Problem to solve: Print the entries below in their entirety, exactly as they are written.

(Dataset records)

Start

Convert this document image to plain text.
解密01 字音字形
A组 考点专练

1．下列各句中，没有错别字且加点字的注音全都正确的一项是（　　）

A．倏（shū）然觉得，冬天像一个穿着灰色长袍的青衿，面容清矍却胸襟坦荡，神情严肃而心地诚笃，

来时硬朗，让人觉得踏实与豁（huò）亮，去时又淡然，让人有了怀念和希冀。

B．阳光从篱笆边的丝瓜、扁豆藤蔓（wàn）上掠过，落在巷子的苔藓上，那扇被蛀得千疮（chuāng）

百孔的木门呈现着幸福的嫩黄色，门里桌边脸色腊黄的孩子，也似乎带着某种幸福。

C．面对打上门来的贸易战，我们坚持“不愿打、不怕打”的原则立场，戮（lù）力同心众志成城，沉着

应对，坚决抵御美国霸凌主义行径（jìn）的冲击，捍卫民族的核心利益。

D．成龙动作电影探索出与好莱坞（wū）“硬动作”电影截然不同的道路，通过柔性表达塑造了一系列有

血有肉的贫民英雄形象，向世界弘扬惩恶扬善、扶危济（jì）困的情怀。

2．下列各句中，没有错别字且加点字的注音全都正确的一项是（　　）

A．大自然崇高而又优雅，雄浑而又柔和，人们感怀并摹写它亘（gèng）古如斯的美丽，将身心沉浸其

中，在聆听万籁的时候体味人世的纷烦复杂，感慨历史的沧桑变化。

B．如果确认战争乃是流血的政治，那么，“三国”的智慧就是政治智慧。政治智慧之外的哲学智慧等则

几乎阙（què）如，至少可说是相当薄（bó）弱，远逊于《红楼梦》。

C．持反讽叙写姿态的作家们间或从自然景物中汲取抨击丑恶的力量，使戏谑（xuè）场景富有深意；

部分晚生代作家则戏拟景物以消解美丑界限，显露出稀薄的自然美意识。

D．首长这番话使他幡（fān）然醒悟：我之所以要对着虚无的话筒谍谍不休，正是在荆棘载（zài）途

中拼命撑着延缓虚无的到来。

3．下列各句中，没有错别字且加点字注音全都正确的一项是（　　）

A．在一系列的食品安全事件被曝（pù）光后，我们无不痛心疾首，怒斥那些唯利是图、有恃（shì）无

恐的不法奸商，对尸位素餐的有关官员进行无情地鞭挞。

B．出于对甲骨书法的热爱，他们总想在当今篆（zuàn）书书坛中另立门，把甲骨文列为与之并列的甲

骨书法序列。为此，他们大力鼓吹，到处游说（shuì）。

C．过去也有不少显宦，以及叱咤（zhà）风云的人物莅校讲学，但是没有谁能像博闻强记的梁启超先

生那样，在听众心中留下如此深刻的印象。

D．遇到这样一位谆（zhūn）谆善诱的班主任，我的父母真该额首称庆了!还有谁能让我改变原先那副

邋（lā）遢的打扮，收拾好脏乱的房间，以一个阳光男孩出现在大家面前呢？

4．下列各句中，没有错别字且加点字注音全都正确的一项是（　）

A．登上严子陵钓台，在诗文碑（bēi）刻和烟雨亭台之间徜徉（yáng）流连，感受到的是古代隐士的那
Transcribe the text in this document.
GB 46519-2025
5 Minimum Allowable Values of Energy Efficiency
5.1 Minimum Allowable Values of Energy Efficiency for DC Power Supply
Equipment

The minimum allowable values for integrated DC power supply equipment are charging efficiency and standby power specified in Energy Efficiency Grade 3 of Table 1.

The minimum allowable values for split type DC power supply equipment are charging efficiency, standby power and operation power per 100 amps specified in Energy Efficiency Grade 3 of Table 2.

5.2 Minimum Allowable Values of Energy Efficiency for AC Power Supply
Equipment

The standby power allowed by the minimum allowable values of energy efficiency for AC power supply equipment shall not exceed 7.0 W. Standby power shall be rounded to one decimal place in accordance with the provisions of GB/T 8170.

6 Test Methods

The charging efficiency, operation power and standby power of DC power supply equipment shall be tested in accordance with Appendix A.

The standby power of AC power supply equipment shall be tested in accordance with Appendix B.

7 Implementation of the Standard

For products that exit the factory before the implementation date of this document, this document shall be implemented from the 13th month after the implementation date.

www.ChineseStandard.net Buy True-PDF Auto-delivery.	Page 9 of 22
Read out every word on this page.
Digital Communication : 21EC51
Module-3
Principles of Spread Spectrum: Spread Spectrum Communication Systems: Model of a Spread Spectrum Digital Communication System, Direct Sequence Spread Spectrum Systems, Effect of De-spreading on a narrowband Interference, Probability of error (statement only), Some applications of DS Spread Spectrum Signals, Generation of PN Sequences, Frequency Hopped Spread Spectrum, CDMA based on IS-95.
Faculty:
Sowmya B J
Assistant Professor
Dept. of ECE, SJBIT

End

Response below:
Convert this document image to plain text.
解密01 字音字形
A组 考点专练

1．下列各句中，没有错别字且加点字的注音全都正确的一项是（　　）

A．倏（shū）然觉得，冬天像一个穿着灰色长袍的青衿，面容清矍却胸襟坦荡，神情严肃而心地诚笃，

来时硬朗，让人觉得踏实与豁（huò）亮，去时又淡然，让人有了怀念和希冀。

B．阳光从篱笆边的丝瓜、扁豆藤蔓（wàn）上掠过，落在巷子的苔藓上，那扇被蛀得千疮（chuāng）

百孔的木门呈现着幸福的嫩黄色，门里桌边脸色腊黄的孩子，也似乎带着某种幸福。

C．面对打上门来的贸易战，我们坚持“不愿打、不怕打”的原则立场，戮（lù）力同心众志成城，沉着

应对，坚决抵御美国霸凌主义行径（jìn）的冲击，捍卫民族的核心利益。

D．成龙动作电影探索出与好莱坞（wū）“硬动作”电影截然不同的道路，通过柔性表达塑造了一系列有

血有肉的贫民英雄形象，向世界弘扬惩恶扬善、扶危济（jì）困的情怀。

2．下列各句中，没有错别字且加点字的注音全都正确的一项是（　　）

A．大自然崇高而又优雅，雄浑而又柔和，人们感怀并摹写它亘（gèng）古如斯的美丽，将身心沉浸其

中，在聆听万籁的时候体味人世的纷烦复杂，感慨历史的沧桑变化。

B．如果确认战争乃是流血的政治，那么，“三国”的智慧就是政治智慧。政治智慧之外的哲学智慧等则

几乎阙（què）如，至少可说是相当薄（bó）弱，远逊于《红楼梦》。

C．持反讽叙写姿态的作家们间或从自然景物中汲取抨击丑恶的力量，使戏谑（xuè）场景富有深意；

部分晚生代作家则戏拟景物以消解美丑界限，显露出稀薄的自然美意识。

D．首长这番话使他幡（fān）然醒悟：我之所以要对着虚无的话筒谍谍不休，正是在荆棘载（zài）途

中拼命撑着延缓虚无的到来。

3．下列各句中，没有错别字且加点字注音全都正确的一项是（　　）

A．在一系列的食品安全事件被曝（pù）光后，我们无不痛心疾首，怒斥那些唯利是图、有恃（shì）无

恐的不法奸商，对尸位素餐的有关官员进行无情地鞭挞。

B．出于对甲骨书法的热爱，他们总想在当今篆（zuàn）书书坛中另立门，把甲骨文列为与之并列的甲

骨书法序列。为此，他们大力鼓吹，到处游说（shuì）。

C．过去也有不少显宦，以及叱咤（zhà）风云的人物莅校讲学，但是没有谁能像博闻强记的梁启超先

生那样，在听众心中留下如此深刻的印象。

D．遇到这样一位谆（zhūn）谆善诱的班主任，我的父母真该额首称庆了!还有谁能让我改变原先那副

邋（lā）遢的打扮，收拾好脏乱的房间，以一个阳光男孩出现在大家面前呢？

4．下列各句中，没有错别字且加点字注音全都正确的一项是（　）

A．登上严子陵钓台，在诗文碑（bēi）刻和烟雨亭台之间徜徉（yáng）流连，感受到的是古代隐士的那
Transcribe the text in this document.
GB 46519-2025
5 Minimum Allowable Values of Energy Efficiency
5.1 Minimum Allowable Values of Energy Efficiency for DC Power Supply
Equipment

The minimum allowable values for integrated DC power supply equipment are charging efficiency and standby power specified in Energy Efficiency Grade 3 of Table 1.

The minimum allowable values for split type DC power supply equipment are charging efficiency, standby power and operation power per 100 amps specified in Energy Efficiency Grade 3 of Table 2.

5.2 Minimum Allowable Values of Energy Efficiency for AC Power Supply
Equipment

The standby power allowed by the minimum allowable values of energy efficiency for AC power supply equipment shall not exceed 7.0 W. Standby power shall be rounded to one decimal place in accordance with the provisions of GB/T 8170.

6 Test Methods

The charging efficiency, operation power and standby power of DC power supply equipment shall be tested in accordance with Appendix A.

The standby power of AC power supply equipment shall be tested in accordance with Appendix B.

7 Implementation of the Standard

For products that exit the factory before the implementation date of this document, this document shall be implemented from the 13th month after the implementation date.

www.ChineseStandard.net Buy True-PDF Auto-delivery.	Page 9 of 22
Read out every word on this page.
Digital Communication : 21EC51
Module-3
Principles of Spread Spectrum: Spread Spectrum Communication Systems: Model of a Spread Spectrum Digital Communication System, Direct Sequence Spread Spectrum Systems, Effect of De-spreading on a narrowband Interference, Probability of error (statement only), Some applications of DS Spread Spectrum Signals, Generation of PN Sequences, Frequency Hopped Spread Spectrum, CDMA based on IS-95.
Faculty:
Sowmya B J
Assistant Professor
Dept. of ECE, SJBIT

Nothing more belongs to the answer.